__What to do__:
Switch every "effect-accent-bar" to "effect-marker-bar" in the rows that begin at the line containing "Give bounding boxes" and stop after the line containing "Enumerate the UI", and reproduce only those rows with everything else unchanged. Omit the pictures from the reproduction.

__Task data__:
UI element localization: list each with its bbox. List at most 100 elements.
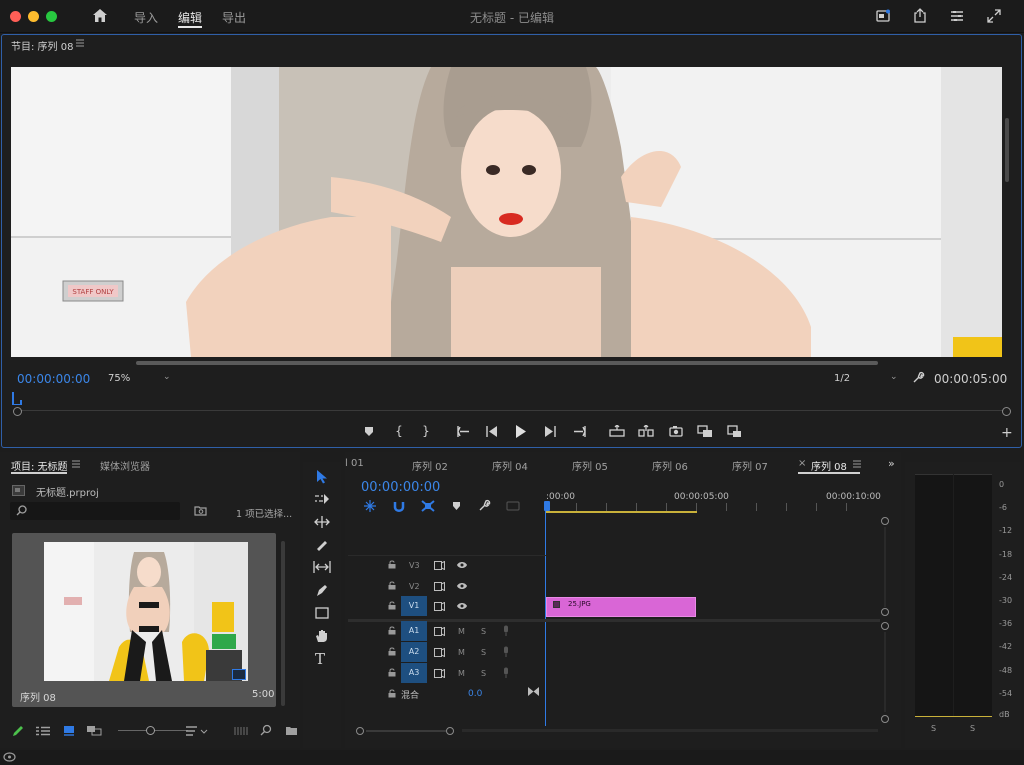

==

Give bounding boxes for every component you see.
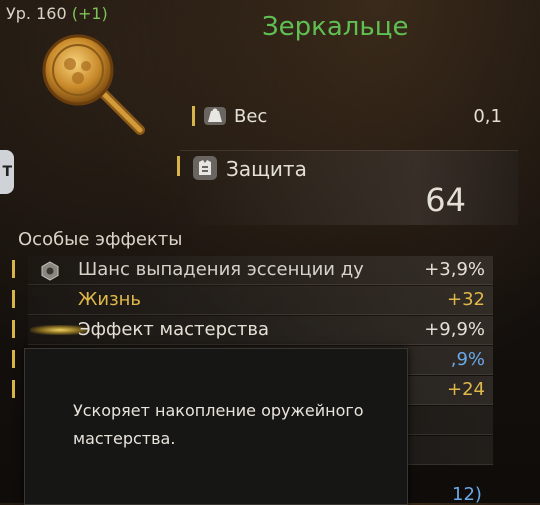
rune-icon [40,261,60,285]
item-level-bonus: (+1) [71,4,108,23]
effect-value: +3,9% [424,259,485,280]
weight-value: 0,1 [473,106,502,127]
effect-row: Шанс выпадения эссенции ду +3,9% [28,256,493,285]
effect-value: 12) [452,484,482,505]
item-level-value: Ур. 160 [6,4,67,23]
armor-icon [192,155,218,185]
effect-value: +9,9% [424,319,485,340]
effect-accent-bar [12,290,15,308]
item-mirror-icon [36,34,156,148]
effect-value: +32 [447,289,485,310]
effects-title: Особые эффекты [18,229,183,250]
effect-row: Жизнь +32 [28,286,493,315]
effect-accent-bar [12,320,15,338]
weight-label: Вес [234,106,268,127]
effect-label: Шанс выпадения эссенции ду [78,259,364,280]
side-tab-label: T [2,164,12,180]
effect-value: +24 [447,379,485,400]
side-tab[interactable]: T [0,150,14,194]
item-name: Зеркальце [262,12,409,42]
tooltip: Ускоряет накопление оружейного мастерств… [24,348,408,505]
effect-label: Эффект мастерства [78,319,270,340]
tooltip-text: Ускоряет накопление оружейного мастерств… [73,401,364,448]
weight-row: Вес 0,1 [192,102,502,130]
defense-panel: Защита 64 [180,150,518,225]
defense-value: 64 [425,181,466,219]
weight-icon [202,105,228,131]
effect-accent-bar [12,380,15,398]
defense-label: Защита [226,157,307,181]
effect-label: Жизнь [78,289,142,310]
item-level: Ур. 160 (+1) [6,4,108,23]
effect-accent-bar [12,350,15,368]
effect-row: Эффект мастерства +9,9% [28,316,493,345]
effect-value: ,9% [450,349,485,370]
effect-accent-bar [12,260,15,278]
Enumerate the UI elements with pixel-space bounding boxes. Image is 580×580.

--

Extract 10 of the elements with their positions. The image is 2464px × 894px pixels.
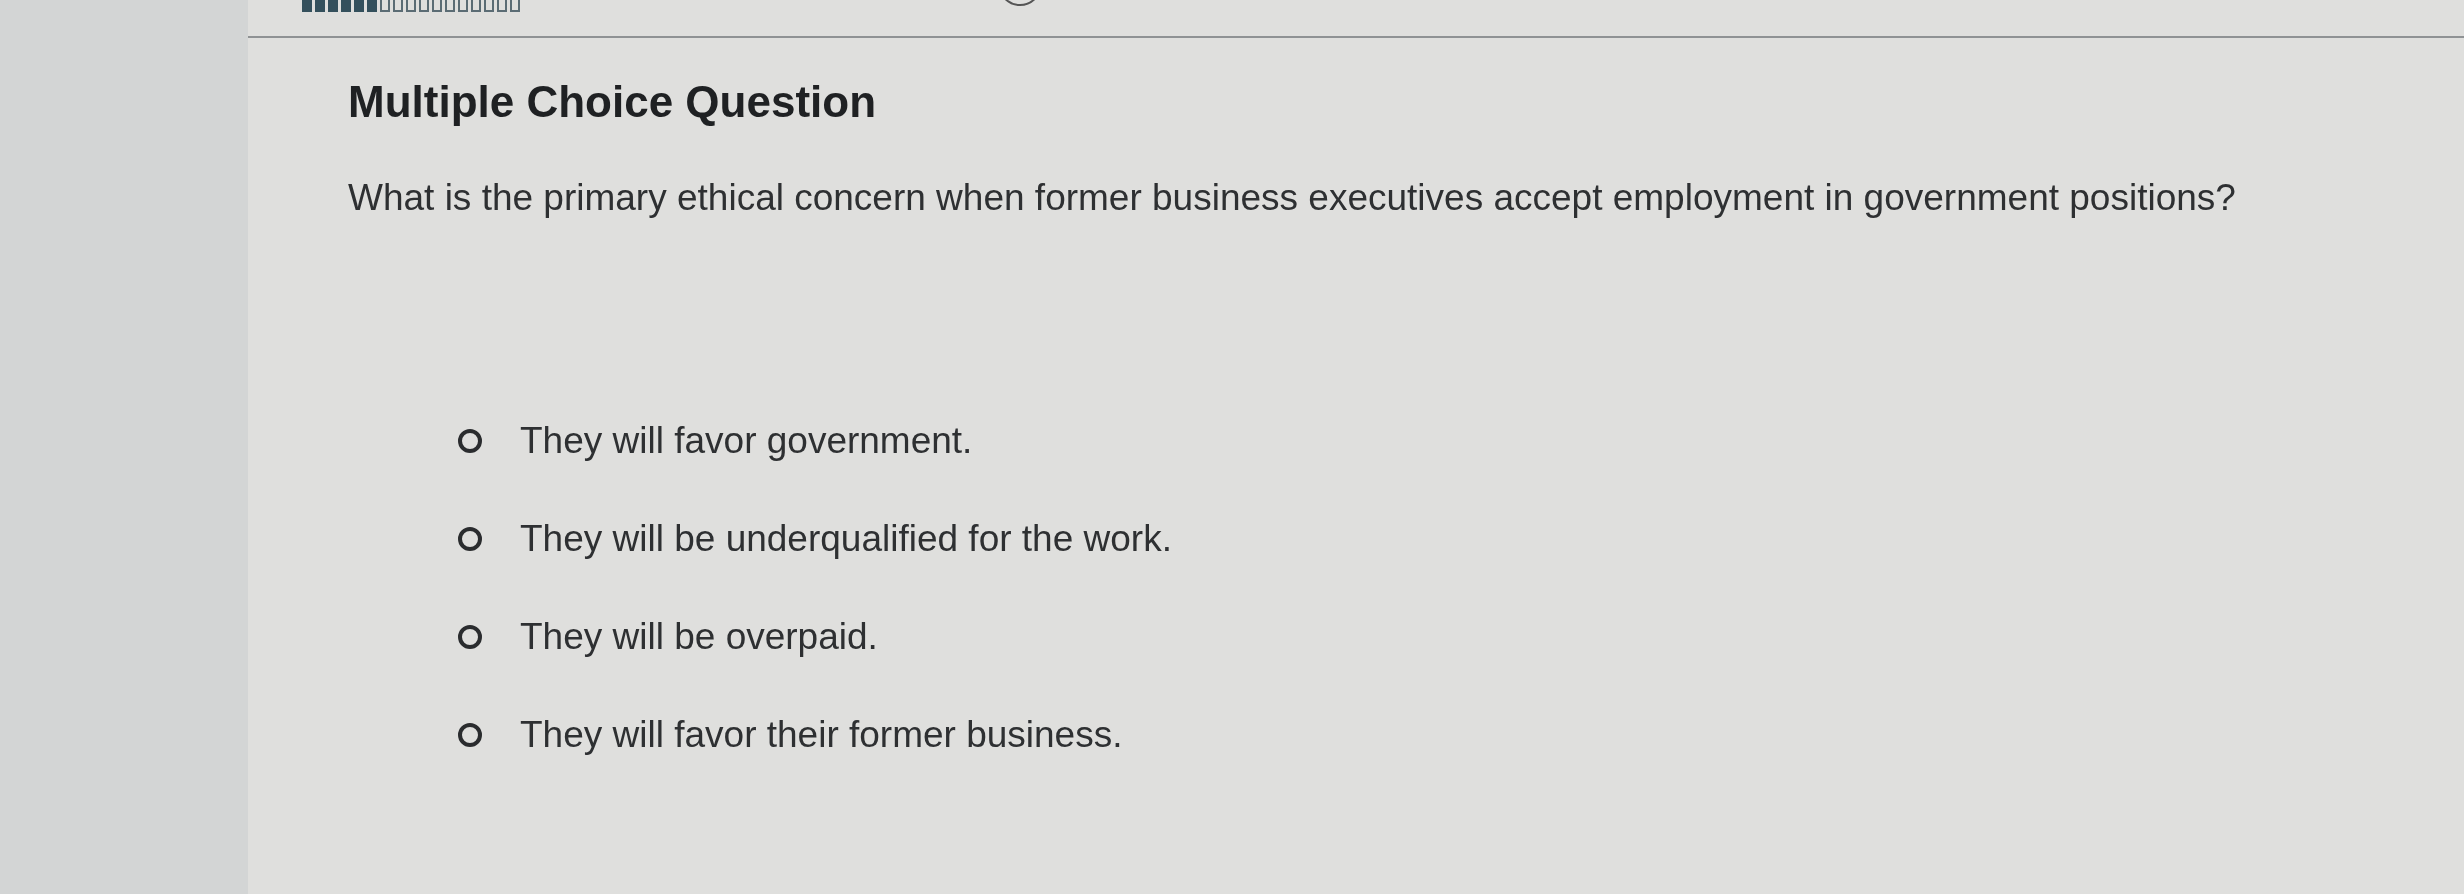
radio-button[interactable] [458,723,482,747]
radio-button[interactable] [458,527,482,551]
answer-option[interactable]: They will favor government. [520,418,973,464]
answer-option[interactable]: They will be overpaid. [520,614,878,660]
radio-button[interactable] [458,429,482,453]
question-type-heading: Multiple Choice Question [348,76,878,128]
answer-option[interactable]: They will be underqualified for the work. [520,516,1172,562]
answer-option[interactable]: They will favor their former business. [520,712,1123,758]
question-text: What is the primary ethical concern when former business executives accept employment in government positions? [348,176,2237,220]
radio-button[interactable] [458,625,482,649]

__Solution to the exercise__:
Give bounding boxes for every component you see.
rune-icon [40,261,60,285]
item-level-bonus: (+1) [71,4,108,23]
effect-value: +3,9% [424,259,485,280]
weight-value: 0,1 [473,106,502,127]
effect-row: Шанс выпадения эссенции ду +3,9% [28,256,493,285]
effect-value: 12) [452,484,482,505]
item-level-value: Ур. 160 [6,4,67,23]
armor-icon [192,155,218,185]
effect-value: +9,9% [424,319,485,340]
effect-marker-bar [12,290,15,308]
item-mirror-icon [36,34,156,148]
effect-value: +32 [447,289,485,310]
effects-title: Особые эффекты [18,229,183,250]
effect-row: Жизнь +32 [28,286,493,315]
effect-marker-bar [12,320,15,338]
weight-label: Вес [234,106,268,127]
effect-label: Шанс выпадения эссенции ду [78,259,364,280]
side-tab-label: T [2,164,12,180]
effect-value: +24 [447,379,485,400]
side-tab[interactable]: T [0,150,14,194]
item-name: Зеркальце [262,12,409,42]
tooltip: Ускоряет накопление оружейного мастерств… [24,348,408,505]
effect-label: Эффект мастерства [78,319,270,340]
tooltip-text: Ускоряет накопление оружейного мастерств… [73,401,364,448]
weight-row: Вес 0,1 [192,102,502,130]
defense-panel: Защита 64 [180,150,518,225]
defense-value: 64 [425,181,466,219]
weight-icon [202,105,228,131]
effect-marker-bar [12,380,15,398]
defense-label: Защита [226,157,307,181]
effect-label: Жизнь [78,289,142,310]
item-level: Ур. 160 (+1) [6,4,108,23]
effect-marker-bar [12,350,15,368]
effect-row: Эффект мастерства +9,9% [28,316,493,345]
effect-value: ,9% [450,349,485,370]
effect-marker-bar [12,260,15,278]
Enumerate the UI elements with pixel-space bounding boxes. Image is 580×580.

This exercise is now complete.